From the entries below, gather every line containing the string "text".

--- begin Data entries ---

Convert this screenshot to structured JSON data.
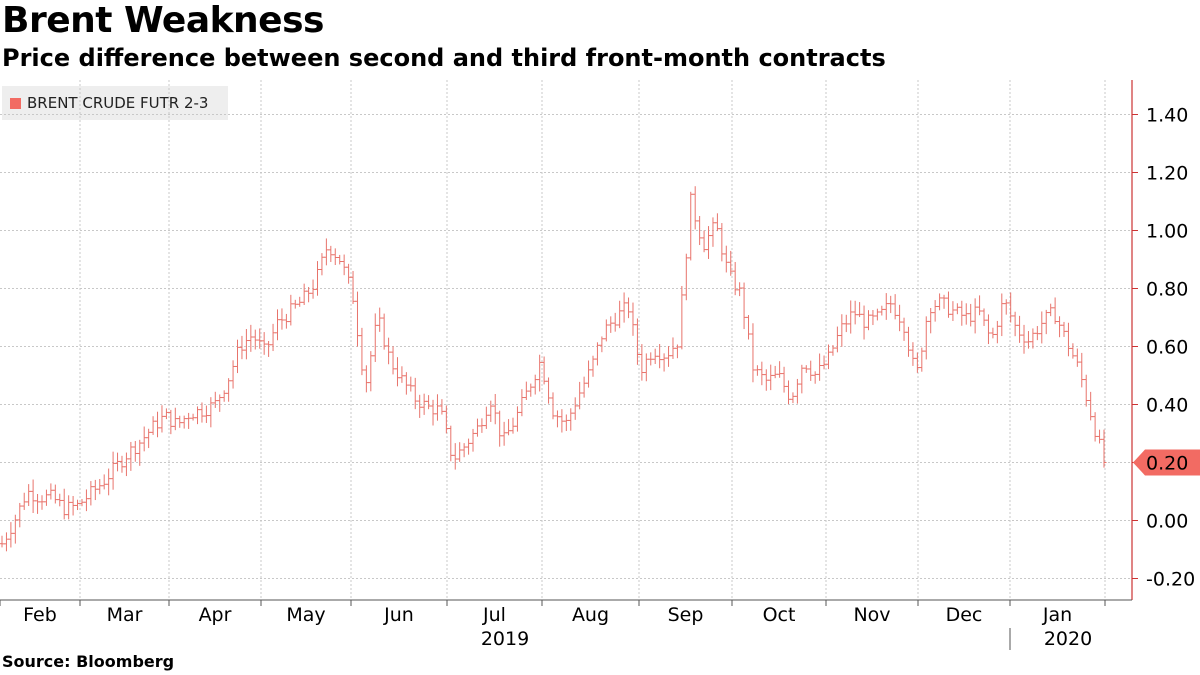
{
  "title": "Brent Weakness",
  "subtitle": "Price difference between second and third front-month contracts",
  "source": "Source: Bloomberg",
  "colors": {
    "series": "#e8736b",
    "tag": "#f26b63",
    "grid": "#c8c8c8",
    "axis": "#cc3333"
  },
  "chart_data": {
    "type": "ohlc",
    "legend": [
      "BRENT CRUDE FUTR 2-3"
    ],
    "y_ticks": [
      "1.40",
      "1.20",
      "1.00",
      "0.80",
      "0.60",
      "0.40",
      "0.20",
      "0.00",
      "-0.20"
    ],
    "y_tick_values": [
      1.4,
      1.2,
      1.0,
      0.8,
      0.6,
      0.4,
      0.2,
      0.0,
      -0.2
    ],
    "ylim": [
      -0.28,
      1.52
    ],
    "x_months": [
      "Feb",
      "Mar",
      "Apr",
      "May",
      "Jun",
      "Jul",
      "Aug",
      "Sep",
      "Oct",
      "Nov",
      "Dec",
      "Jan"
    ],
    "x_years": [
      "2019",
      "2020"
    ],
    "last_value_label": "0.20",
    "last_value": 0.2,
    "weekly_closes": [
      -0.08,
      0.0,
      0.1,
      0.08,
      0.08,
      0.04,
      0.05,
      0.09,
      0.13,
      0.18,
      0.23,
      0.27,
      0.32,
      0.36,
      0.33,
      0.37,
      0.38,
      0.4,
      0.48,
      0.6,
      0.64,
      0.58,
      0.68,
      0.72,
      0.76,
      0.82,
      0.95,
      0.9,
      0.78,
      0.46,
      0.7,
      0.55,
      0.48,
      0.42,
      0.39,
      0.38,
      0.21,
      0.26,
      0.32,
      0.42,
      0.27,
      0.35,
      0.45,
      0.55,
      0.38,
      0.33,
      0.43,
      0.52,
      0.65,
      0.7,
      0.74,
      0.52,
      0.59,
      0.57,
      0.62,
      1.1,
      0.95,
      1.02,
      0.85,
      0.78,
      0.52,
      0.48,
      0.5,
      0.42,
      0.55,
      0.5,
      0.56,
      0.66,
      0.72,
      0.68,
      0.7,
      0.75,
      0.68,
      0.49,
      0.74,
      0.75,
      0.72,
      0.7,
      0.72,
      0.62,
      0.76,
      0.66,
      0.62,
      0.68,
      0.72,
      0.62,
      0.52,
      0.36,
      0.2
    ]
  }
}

--- end Data entries ---
--- begin Data entries ---

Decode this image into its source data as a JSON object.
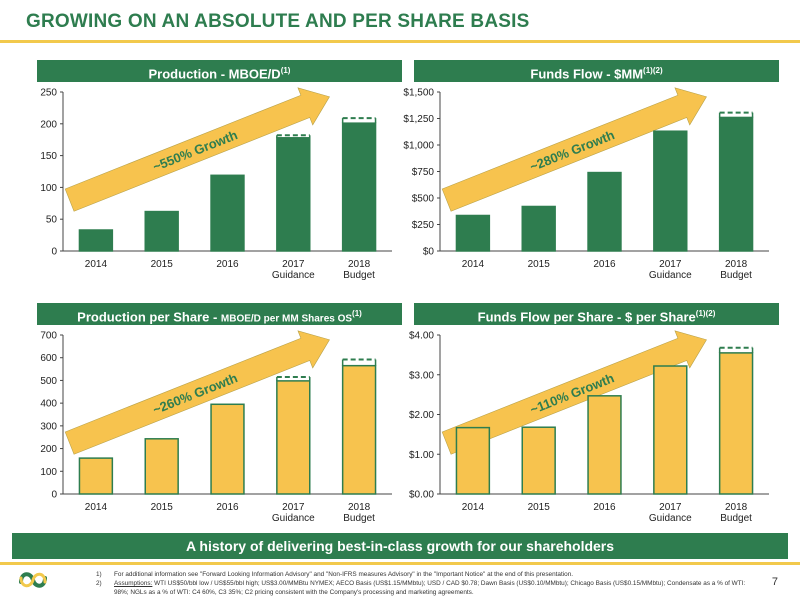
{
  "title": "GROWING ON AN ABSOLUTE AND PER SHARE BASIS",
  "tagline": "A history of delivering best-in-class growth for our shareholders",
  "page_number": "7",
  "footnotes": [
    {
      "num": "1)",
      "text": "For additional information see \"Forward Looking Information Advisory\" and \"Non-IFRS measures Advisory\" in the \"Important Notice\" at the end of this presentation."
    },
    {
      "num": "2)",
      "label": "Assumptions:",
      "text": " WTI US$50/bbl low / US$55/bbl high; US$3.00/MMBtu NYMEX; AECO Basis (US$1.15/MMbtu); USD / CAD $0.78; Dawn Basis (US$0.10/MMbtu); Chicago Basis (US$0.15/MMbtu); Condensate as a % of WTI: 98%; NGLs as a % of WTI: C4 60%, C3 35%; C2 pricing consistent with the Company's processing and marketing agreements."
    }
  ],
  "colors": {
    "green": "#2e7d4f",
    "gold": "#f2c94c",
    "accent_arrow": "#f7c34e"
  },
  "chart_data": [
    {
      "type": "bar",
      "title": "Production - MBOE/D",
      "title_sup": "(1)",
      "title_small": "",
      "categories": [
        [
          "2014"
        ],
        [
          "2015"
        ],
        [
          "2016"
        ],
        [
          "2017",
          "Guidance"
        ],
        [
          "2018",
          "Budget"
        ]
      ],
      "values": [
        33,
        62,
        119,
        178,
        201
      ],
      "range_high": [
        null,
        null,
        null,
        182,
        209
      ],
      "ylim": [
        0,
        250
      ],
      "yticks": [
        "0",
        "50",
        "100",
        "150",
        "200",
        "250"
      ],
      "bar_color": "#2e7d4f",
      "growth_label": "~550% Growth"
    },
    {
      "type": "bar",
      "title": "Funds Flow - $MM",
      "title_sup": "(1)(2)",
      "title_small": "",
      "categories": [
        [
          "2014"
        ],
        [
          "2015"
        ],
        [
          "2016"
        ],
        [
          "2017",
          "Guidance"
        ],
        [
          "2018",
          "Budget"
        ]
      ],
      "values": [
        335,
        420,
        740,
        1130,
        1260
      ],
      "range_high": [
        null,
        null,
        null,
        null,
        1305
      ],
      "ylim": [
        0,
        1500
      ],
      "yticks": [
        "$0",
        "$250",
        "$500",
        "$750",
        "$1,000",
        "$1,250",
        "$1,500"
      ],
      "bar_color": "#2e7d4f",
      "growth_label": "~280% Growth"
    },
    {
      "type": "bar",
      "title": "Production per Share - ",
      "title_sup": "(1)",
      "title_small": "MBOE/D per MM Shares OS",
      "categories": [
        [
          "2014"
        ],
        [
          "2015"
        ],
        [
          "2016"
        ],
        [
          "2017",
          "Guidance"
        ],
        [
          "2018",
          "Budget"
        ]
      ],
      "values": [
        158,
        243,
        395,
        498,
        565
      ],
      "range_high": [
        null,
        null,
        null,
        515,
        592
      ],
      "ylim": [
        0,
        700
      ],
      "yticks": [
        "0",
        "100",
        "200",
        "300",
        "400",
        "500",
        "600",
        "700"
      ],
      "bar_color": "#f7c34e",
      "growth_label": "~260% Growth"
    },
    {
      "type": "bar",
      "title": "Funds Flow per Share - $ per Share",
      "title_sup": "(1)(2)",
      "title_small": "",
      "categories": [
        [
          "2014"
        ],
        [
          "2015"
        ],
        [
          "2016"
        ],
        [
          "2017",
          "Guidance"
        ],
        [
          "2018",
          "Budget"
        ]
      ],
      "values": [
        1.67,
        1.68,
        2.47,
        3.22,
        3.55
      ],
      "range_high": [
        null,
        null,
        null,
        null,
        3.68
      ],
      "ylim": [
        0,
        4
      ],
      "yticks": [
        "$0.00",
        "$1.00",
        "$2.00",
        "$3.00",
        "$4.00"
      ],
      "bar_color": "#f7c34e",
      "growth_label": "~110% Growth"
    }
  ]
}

--- end Data entries ---

### Answer for this exercise
      "text": "For additional information see \"Forward Looking Information Advisory\" and \"Non-IFRS measures Advisory\" in the \"Important Notice\" at the end of this presentation."
      "text": " WTI US$50/bbl low / US$55/bbl high; US$3.00/MMBtu NYMEX; AECO Basis (US$1.15/MMbtu); USD / CAD $0.78; Dawn Basis (US$0.10/MMbtu); Chicago Basis (US$0.15/MMbtu); Condensate as a % of WTI: 98%; NGLs as a % of WTI: C4 60%, C3 35%; C2 pricing consistent with the Company's processing and marketing agreements."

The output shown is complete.